Requirement> Tally every line of the material that includes "icon", then give the tally and nothing else.

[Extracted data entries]
## Begin

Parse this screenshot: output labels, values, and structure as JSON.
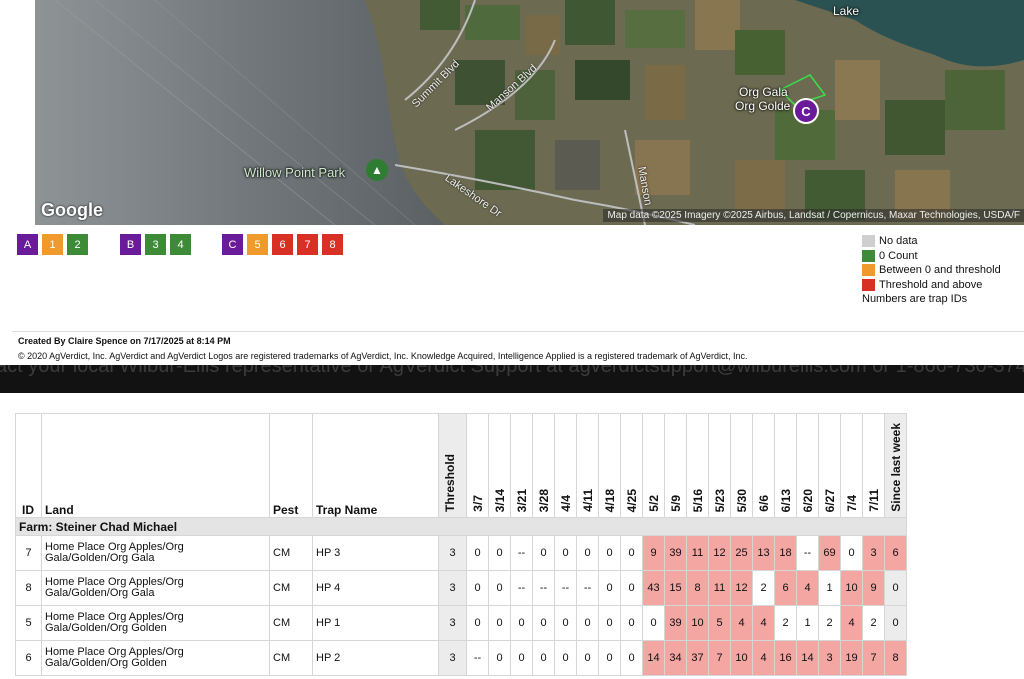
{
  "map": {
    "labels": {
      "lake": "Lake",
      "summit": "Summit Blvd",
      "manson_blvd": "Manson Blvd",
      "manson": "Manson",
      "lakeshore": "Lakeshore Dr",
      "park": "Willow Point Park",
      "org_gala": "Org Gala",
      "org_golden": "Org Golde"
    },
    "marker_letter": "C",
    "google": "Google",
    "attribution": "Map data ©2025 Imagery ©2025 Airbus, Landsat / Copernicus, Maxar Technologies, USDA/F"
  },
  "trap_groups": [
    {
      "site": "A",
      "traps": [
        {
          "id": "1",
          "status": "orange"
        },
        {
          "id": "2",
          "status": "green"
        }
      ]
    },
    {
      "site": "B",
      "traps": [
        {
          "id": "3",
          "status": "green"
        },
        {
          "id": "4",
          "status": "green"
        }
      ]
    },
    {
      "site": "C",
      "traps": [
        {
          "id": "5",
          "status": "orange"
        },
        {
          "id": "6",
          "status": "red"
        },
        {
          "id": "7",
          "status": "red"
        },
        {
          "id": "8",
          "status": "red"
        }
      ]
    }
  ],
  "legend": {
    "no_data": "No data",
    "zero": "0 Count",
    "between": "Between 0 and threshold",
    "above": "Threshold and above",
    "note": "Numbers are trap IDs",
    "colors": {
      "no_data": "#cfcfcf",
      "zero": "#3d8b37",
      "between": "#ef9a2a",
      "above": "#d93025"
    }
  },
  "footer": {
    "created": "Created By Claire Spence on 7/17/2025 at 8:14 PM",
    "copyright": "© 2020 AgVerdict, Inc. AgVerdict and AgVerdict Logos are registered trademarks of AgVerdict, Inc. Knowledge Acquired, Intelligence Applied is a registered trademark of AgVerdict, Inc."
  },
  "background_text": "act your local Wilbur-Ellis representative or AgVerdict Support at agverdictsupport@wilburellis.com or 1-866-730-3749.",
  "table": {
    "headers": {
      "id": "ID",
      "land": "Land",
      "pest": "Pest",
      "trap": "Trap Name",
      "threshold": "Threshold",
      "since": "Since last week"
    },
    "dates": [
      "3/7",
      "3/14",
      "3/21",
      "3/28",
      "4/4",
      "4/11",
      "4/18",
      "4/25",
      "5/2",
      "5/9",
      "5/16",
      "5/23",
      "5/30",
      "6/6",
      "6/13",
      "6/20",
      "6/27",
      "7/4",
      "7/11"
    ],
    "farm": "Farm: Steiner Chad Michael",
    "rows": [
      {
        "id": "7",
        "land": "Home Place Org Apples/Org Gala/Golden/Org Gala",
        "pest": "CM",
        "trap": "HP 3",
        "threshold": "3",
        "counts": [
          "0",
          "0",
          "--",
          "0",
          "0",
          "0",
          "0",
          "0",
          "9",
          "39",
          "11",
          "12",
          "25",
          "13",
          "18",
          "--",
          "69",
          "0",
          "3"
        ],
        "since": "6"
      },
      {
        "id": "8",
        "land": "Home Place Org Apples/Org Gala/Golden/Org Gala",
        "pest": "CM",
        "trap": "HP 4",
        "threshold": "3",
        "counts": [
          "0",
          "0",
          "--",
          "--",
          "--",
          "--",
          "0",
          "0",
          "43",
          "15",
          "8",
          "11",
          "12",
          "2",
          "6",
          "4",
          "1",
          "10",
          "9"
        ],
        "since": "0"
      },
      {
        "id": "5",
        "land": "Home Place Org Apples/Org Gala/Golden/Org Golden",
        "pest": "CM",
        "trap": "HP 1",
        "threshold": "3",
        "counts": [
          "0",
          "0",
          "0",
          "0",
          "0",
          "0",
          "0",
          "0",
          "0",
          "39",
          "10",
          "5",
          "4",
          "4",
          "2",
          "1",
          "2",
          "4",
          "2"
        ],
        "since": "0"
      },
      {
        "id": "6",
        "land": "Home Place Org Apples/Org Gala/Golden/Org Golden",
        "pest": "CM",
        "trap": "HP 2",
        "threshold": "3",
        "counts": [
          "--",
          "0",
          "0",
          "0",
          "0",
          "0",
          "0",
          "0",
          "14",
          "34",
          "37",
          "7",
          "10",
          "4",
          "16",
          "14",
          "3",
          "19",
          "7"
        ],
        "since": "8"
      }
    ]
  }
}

## End
## Begin

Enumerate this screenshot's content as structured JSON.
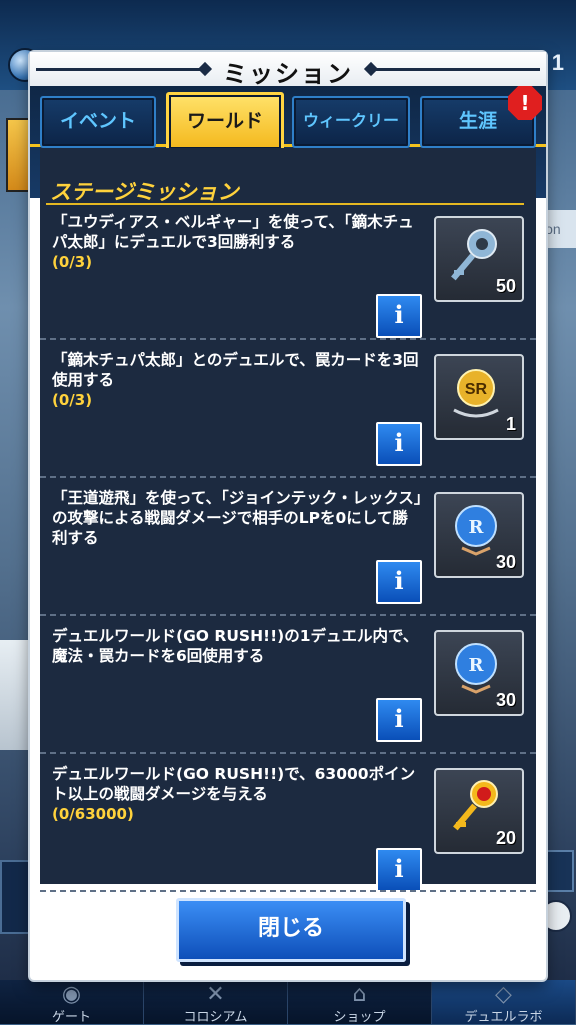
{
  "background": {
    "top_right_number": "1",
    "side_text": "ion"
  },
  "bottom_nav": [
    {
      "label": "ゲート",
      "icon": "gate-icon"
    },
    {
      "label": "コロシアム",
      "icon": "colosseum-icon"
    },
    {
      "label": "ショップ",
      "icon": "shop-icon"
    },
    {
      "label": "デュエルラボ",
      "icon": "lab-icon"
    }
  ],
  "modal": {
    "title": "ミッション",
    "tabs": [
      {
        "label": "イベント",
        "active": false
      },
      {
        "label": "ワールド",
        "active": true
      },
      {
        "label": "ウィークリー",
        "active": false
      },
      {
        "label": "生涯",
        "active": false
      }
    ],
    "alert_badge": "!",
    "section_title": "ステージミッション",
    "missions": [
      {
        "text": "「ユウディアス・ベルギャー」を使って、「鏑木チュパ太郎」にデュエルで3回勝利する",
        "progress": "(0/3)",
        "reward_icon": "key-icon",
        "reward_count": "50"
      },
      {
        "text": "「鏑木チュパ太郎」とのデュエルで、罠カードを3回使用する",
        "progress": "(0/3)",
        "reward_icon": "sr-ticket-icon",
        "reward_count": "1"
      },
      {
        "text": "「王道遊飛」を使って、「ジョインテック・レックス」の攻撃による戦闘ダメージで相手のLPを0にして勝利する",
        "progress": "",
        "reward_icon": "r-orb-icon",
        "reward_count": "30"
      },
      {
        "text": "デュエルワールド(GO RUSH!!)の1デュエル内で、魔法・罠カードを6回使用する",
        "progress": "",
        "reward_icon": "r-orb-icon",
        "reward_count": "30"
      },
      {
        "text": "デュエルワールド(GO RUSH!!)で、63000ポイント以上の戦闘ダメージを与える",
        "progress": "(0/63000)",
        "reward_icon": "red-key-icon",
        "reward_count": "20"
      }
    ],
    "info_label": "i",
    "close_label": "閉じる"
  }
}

## End

Solution to this task> 9